+++ Material shown
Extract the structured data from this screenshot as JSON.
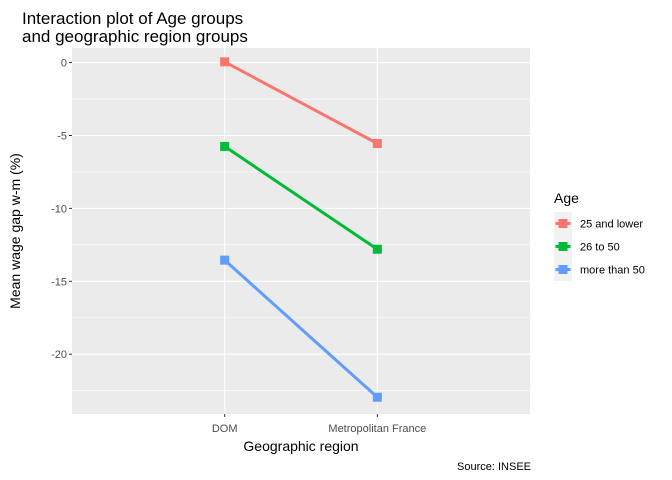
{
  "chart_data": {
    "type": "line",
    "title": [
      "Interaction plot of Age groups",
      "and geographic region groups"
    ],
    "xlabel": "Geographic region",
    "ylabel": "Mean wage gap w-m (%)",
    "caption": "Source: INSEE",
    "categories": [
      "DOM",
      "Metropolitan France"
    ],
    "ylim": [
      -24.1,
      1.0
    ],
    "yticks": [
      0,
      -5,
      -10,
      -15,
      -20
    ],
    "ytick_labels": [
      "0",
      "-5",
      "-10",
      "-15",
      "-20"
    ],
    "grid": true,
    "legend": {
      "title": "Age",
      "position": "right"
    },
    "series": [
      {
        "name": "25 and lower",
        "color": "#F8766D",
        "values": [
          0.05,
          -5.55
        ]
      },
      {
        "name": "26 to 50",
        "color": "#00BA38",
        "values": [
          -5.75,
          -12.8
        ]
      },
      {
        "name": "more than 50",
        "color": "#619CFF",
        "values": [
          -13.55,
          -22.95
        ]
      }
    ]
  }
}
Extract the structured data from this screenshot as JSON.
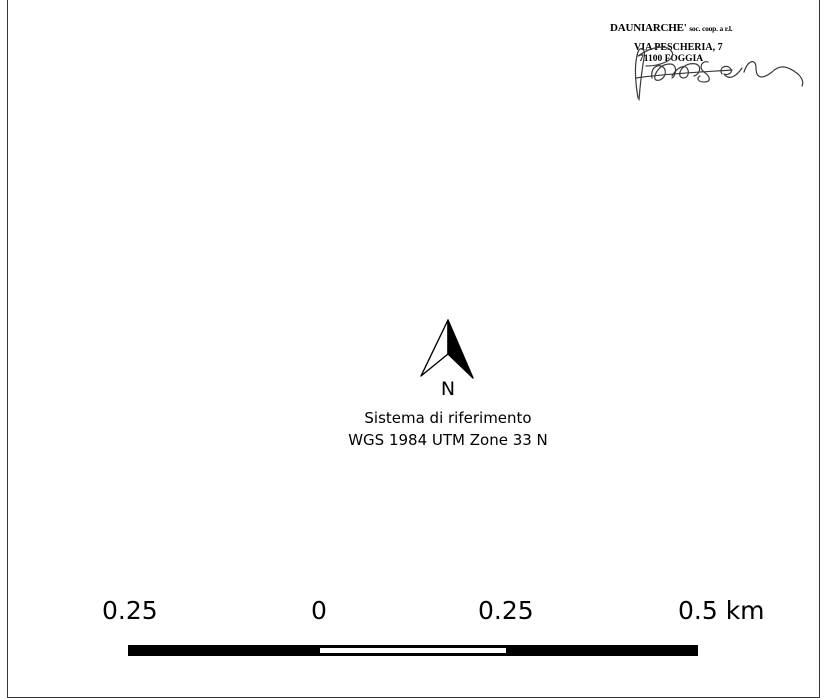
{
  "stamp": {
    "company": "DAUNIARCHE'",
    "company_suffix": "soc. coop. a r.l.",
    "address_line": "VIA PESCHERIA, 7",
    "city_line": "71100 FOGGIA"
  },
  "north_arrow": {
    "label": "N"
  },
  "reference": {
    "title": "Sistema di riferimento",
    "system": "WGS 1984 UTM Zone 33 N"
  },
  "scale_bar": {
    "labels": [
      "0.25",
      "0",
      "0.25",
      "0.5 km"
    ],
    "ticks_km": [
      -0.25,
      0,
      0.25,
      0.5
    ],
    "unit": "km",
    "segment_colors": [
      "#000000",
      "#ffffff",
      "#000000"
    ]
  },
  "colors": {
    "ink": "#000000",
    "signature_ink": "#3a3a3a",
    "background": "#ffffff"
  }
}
++++++
Say only how many lines in the records carry the word "region".

2